Start of Data

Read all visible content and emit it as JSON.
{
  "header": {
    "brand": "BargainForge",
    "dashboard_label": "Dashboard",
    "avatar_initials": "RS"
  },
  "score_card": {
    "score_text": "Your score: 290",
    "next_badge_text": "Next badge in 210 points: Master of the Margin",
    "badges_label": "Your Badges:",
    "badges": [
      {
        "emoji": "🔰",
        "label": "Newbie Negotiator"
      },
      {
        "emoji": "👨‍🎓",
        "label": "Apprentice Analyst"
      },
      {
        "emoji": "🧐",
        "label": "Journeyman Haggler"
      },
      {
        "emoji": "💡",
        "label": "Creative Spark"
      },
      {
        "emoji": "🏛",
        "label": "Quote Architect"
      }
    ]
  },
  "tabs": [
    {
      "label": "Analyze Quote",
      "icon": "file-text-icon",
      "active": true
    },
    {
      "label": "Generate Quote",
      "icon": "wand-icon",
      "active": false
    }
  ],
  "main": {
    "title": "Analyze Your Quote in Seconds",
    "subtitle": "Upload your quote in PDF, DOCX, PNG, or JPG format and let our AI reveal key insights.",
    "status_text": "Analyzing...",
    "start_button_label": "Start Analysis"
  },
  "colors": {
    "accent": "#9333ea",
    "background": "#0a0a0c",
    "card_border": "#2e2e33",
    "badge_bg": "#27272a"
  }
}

End of Data

(Task to complete): Please output the entire listing exactly as it stands.

(The completed task):
Read all visible content and emit it as JSON.
{
  "header": {
    "brand": "BargainForge",
    "dashboard_label": "Dashboard",
    "avatar_initials": "RS"
  },
  "score_card": {
    "score_text": "Your score: 290",
    "next_badge_text": "Next badge in 210 points: Master of the Margin",
    "badges_label": "Your Badges:",
    "badges": [
      {
        "emoji": "🔰",
        "label": "Newbie Negotiator"
      },
      {
        "emoji": "👨‍🎓",
        "label": "Apprentice Analyst"
      },
      {
        "emoji": "🧐",
        "label": "Journeyman Haggler"
      },
      {
        "emoji": "💡",
        "label": "Creative Spark"
      },
      {
        "emoji": "🏛",
        "label": "Quote Architect"
      }
    ]
  },
  "tabs": [
    {
      "label": "Analyze Quote",
      "icon": "file-text-icon",
      "active": true
    },
    {
      "label": "Generate Quote",
      "icon": "wand-icon",
      "active": false
    }
  ],
  "main": {
    "title": "Analyze Your Quote in Seconds",
    "subtitle": "Upload your quote in PDF, DOCX, PNG, or JPG format and let our AI reveal key insights.",
    "status_text": "Analyzing...",
    "start_button_label": "Start Analysis"
  },
  "colors": {
    "accent": "#9333ea",
    "background": "#0a0a0c",
    "card_border": "#2e2e33",
    "badge_bg": "#27272a"
  }
}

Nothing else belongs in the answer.